## EXERCISE
Identify the lines containing the word "name". Copy each one.

## DATASET
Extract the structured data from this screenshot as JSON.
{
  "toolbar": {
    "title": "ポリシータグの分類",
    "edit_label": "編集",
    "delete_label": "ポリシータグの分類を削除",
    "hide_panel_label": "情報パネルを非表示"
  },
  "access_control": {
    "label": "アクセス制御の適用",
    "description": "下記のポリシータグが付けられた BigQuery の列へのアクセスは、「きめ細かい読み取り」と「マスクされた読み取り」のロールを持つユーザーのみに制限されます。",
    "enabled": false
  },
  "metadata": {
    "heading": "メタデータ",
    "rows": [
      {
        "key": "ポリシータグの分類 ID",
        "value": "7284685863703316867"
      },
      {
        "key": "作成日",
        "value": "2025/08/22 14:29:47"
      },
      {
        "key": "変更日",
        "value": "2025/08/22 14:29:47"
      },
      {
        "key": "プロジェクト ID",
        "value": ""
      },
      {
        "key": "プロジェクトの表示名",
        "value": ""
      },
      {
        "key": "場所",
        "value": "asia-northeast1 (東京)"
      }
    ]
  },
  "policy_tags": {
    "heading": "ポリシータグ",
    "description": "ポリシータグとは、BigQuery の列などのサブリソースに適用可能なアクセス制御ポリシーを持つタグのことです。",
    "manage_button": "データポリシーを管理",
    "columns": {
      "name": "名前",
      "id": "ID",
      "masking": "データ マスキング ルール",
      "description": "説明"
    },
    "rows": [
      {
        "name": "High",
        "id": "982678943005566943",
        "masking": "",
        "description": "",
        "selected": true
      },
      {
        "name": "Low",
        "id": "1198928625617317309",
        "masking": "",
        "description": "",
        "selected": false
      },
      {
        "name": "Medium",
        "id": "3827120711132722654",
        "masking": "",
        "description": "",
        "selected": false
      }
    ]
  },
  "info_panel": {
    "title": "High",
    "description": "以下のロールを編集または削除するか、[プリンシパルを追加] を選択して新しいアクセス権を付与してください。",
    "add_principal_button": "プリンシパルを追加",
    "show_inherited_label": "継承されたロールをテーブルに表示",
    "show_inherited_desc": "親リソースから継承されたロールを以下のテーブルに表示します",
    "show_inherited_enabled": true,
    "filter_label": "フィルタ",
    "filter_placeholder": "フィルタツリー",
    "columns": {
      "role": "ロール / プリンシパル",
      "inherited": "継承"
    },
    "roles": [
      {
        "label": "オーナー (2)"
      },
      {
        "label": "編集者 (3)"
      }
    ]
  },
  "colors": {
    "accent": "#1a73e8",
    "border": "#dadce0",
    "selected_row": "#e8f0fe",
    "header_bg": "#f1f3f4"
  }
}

## ANSWER TO THE PROBLEM
      "name": "名前",
        "name": "High",
        "name": "Low",
        "name": "Medium",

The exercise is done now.